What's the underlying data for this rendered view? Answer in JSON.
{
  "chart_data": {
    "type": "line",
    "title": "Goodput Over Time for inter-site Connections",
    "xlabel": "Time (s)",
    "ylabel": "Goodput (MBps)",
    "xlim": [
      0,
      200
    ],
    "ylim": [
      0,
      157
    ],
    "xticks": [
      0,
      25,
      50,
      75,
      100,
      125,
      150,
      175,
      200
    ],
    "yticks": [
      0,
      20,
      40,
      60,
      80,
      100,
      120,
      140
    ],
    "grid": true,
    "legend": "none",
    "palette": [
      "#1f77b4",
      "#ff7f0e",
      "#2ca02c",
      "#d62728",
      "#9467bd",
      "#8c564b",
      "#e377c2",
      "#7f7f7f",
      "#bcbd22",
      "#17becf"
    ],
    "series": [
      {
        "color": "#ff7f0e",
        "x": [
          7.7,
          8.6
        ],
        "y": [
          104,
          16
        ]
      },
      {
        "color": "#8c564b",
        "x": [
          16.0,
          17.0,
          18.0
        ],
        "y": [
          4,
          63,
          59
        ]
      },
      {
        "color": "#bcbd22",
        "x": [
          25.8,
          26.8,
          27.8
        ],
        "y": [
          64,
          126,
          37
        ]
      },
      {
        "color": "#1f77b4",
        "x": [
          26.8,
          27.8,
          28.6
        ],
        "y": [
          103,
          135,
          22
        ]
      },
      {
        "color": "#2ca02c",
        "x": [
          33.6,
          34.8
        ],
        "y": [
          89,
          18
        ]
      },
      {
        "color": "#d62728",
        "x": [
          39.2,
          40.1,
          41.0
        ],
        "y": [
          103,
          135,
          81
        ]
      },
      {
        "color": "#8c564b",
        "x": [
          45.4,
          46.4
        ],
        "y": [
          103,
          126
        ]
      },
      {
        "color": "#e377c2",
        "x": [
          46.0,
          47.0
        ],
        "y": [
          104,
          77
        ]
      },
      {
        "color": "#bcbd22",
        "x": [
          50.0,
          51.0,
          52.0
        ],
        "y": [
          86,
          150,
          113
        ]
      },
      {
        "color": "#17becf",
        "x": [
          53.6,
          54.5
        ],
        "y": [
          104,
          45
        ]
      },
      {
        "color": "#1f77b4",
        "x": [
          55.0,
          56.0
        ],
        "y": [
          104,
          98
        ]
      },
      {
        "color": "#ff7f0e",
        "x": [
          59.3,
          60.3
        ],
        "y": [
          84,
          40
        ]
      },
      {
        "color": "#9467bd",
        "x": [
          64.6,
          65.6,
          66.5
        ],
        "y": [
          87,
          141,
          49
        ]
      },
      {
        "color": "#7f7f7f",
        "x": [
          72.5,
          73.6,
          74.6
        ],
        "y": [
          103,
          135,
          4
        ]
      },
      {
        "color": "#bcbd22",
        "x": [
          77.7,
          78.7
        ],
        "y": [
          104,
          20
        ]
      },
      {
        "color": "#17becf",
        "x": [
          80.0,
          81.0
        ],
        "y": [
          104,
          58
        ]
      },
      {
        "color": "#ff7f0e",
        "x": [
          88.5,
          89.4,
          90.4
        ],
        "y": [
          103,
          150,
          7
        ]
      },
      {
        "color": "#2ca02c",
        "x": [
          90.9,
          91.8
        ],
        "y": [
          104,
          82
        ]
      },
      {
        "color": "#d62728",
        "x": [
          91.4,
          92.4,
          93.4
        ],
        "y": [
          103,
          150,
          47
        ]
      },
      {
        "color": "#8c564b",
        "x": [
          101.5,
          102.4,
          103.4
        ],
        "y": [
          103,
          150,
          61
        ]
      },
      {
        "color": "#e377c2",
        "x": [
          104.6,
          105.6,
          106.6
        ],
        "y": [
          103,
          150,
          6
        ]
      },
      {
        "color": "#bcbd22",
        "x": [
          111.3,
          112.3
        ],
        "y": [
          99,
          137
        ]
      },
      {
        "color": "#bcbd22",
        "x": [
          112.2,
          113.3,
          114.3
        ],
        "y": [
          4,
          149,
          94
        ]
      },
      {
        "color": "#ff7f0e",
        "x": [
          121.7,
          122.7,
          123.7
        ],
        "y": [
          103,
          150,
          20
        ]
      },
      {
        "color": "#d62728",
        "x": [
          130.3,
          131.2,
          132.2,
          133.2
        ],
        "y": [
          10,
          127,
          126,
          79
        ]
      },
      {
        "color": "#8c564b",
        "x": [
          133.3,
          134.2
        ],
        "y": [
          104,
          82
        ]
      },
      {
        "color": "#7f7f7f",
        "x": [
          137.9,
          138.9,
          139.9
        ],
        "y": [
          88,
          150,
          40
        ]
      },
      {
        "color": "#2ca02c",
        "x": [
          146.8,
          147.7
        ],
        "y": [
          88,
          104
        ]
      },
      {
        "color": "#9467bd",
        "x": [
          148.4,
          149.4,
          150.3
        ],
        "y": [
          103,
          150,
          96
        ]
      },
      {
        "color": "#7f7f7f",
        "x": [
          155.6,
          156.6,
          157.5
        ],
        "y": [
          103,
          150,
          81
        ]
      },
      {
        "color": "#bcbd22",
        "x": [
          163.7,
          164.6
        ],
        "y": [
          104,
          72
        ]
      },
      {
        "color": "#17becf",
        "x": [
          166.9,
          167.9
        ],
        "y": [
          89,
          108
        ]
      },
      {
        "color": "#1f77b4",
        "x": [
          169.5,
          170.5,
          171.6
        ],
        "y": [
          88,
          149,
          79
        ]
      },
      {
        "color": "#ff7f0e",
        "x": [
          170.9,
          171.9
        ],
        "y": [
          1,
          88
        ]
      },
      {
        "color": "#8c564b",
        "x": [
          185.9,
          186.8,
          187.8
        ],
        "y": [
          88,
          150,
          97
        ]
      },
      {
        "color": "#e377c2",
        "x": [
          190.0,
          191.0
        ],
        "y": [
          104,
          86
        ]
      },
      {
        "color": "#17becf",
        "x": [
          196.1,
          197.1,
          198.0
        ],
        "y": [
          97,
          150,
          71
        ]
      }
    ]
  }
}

YOUR TASK -> Print out every entry, keeping each one exact.

SOLUTION ->
What's the underlying data for this rendered view? Answer in JSON.
{
  "chart_data": {
    "type": "line",
    "title": "Goodput Over Time for inter-site Connections",
    "xlabel": "Time (s)",
    "ylabel": "Goodput (MBps)",
    "xlim": [
      0,
      200
    ],
    "ylim": [
      0,
      157
    ],
    "xticks": [
      0,
      25,
      50,
      75,
      100,
      125,
      150,
      175,
      200
    ],
    "yticks": [
      0,
      20,
      40,
      60,
      80,
      100,
      120,
      140
    ],
    "grid": true,
    "legend": "none",
    "palette": [
      "#1f77b4",
      "#ff7f0e",
      "#2ca02c",
      "#d62728",
      "#9467bd",
      "#8c564b",
      "#e377c2",
      "#7f7f7f",
      "#bcbd22",
      "#17becf"
    ],
    "series": [
      {
        "color": "#ff7f0e",
        "x": [
          7.7,
          8.6
        ],
        "y": [
          104,
          16
        ]
      },
      {
        "color": "#8c564b",
        "x": [
          16.0,
          17.0,
          18.0
        ],
        "y": [
          4,
          63,
          59
        ]
      },
      {
        "color": "#bcbd22",
        "x": [
          25.8,
          26.8,
          27.8
        ],
        "y": [
          64,
          126,
          37
        ]
      },
      {
        "color": "#1f77b4",
        "x": [
          26.8,
          27.8,
          28.6
        ],
        "y": [
          103,
          135,
          22
        ]
      },
      {
        "color": "#2ca02c",
        "x": [
          33.6,
          34.8
        ],
        "y": [
          89,
          18
        ]
      },
      {
        "color": "#d62728",
        "x": [
          39.2,
          40.1,
          41.0
        ],
        "y": [
          103,
          135,
          81
        ]
      },
      {
        "color": "#8c564b",
        "x": [
          45.4,
          46.4
        ],
        "y": [
          103,
          126
        ]
      },
      {
        "color": "#e377c2",
        "x": [
          46.0,
          47.0
        ],
        "y": [
          104,
          77
        ]
      },
      {
        "color": "#bcbd22",
        "x": [
          50.0,
          51.0,
          52.0
        ],
        "y": [
          86,
          150,
          113
        ]
      },
      {
        "color": "#17becf",
        "x": [
          53.6,
          54.5
        ],
        "y": [
          104,
          45
        ]
      },
      {
        "color": "#1f77b4",
        "x": [
          55.0,
          56.0
        ],
        "y": [
          104,
          98
        ]
      },
      {
        "color": "#ff7f0e",
        "x": [
          59.3,
          60.3
        ],
        "y": [
          84,
          40
        ]
      },
      {
        "color": "#9467bd",
        "x": [
          64.6,
          65.6,
          66.5
        ],
        "y": [
          87,
          141,
          49
        ]
      },
      {
        "color": "#7f7f7f",
        "x": [
          72.5,
          73.6,
          74.6
        ],
        "y": [
          103,
          135,
          4
        ]
      },
      {
        "color": "#bcbd22",
        "x": [
          77.7,
          78.7
        ],
        "y": [
          104,
          20
        ]
      },
      {
        "color": "#17becf",
        "x": [
          80.0,
          81.0
        ],
        "y": [
          104,
          58
        ]
      },
      {
        "color": "#ff7f0e",
        "x": [
          88.5,
          89.4,
          90.4
        ],
        "y": [
          103,
          150,
          7
        ]
      },
      {
        "color": "#2ca02c",
        "x": [
          90.9,
          91.8
        ],
        "y": [
          104,
          82
        ]
      },
      {
        "color": "#d62728",
        "x": [
          91.4,
          92.4,
          93.4
        ],
        "y": [
          103,
          150,
          47
        ]
      },
      {
        "color": "#8c564b",
        "x": [
          101.5,
          102.4,
          103.4
        ],
        "y": [
          103,
          150,
          61
        ]
      },
      {
        "color": "#e377c2",
        "x": [
          104.6,
          105.6,
          106.6
        ],
        "y": [
          103,
          150,
          6
        ]
      },
      {
        "color": "#bcbd22",
        "x": [
          111.3,
          112.3
        ],
        "y": [
          99,
          137
        ]
      },
      {
        "color": "#bcbd22",
        "x": [
          112.2,
          113.3,
          114.3
        ],
        "y": [
          4,
          149,
          94
        ]
      },
      {
        "color": "#ff7f0e",
        "x": [
          121.7,
          122.7,
          123.7
        ],
        "y": [
          103,
          150,
          20
        ]
      },
      {
        "color": "#d62728",
        "x": [
          130.3,
          131.2,
          132.2,
          133.2
        ],
        "y": [
          10,
          127,
          126,
          79
        ]
      },
      {
        "color": "#8c564b",
        "x": [
          133.3,
          134.2
        ],
        "y": [
          104,
          82
        ]
      },
      {
        "color": "#7f7f7f",
        "x": [
          137.9,
          138.9,
          139.9
        ],
        "y": [
          88,
          150,
          40
        ]
      },
      {
        "color": "#2ca02c",
        "x": [
          146.8,
          147.7
        ],
        "y": [
          88,
          104
        ]
      },
      {
        "color": "#9467bd",
        "x": [
          148.4,
          149.4,
          150.3
        ],
        "y": [
          103,
          150,
          96
        ]
      },
      {
        "color": "#7f7f7f",
        "x": [
          155.6,
          156.6,
          157.5
        ],
        "y": [
          103,
          150,
          81
        ]
      },
      {
        "color": "#bcbd22",
        "x": [
          163.7,
          164.6
        ],
        "y": [
          104,
          72
        ]
      },
      {
        "color": "#17becf",
        "x": [
          166.9,
          167.9
        ],
        "y": [
          89,
          108
        ]
      },
      {
        "color": "#1f77b4",
        "x": [
          169.5,
          170.5,
          171.6
        ],
        "y": [
          88,
          149,
          79
        ]
      },
      {
        "color": "#ff7f0e",
        "x": [
          170.9,
          171.9
        ],
        "y": [
          1,
          88
        ]
      },
      {
        "color": "#8c564b",
        "x": [
          185.9,
          186.8,
          187.8
        ],
        "y": [
          88,
          150,
          97
        ]
      },
      {
        "color": "#e377c2",
        "x": [
          190.0,
          191.0
        ],
        "y": [
          104,
          86
        ]
      },
      {
        "color": "#17becf",
        "x": [
          196.1,
          197.1,
          198.0
        ],
        "y": [
          97,
          150,
          71
        ]
      }
    ]
  }
}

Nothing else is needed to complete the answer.